Cel » W których wierszach poniższych rekordów występuje słowo „Installs”? Przepisz każdy taki wiersz, pamiętając, że wielkość liter ma znaczenie.

Podane rekordy »
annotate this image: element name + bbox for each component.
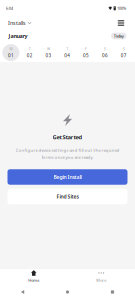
button[interactable]: T — [20, 44, 39, 62]
staticText: forms once you are ready. — [42, 154, 94, 160]
button[interactable]: Today — [111, 33, 126, 39]
staticText: 01 — [8, 52, 14, 59]
staticText: January — [8, 32, 28, 40]
staticText: Begin Install — [54, 174, 82, 180]
button[interactable]: Recents — [90, 287, 135, 297]
staticText: T — [29, 47, 31, 51]
button[interactable]: S — [114, 44, 133, 62]
button[interactable]: F — [77, 44, 96, 62]
button[interactable]: T — [58, 44, 77, 62]
button[interactable]: M — [2, 44, 20, 62]
staticText: 02 — [27, 52, 33, 59]
staticText: Home — [28, 277, 39, 283]
button[interactable]: Find Sites — [8, 189, 128, 204]
staticText: F — [85, 47, 87, 51]
staticText: 04 — [64, 52, 70, 59]
staticText: Configure device settings and fill out t… — [16, 147, 120, 153]
button[interactable]: S — [96, 44, 114, 62]
staticText: Today — [114, 33, 124, 39]
staticText: Installs — [8, 19, 26, 27]
button[interactable]: Home — [45, 287, 90, 297]
staticText: 100% — [117, 6, 126, 11]
staticText: W — [47, 47, 50, 51]
button[interactable]: Menu — [115, 18, 127, 28]
button[interactable]: More — [68, 270, 135, 284]
button[interactable]: Installs — [8, 18, 31, 28]
button[interactable]: Begin Install — [8, 169, 128, 185]
staticText: 6:04 — [6, 6, 13, 11]
staticText: More — [96, 277, 106, 283]
staticText: T — [66, 47, 68, 51]
button[interactable]: Home — [0, 270, 68, 284]
staticText: 03 — [46, 52, 52, 59]
button[interactable]: W — [39, 44, 58, 62]
button[interactable]: Back — [0, 287, 45, 297]
staticText: 05 — [83, 52, 89, 59]
staticText: S — [104, 47, 106, 51]
staticText: 07 — [121, 52, 127, 59]
staticText: Find Sites — [56, 193, 78, 200]
staticText: S — [123, 47, 125, 51]
staticText: M — [9, 47, 12, 51]
staticText: Get Started — [52, 133, 82, 141]
staticText: 06 — [102, 52, 108, 59]
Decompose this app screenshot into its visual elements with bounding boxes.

Pełna odpowiedź »
staticText: Installs — [8, 19, 26, 27]
button[interactable]: Installs — [8, 18, 31, 28]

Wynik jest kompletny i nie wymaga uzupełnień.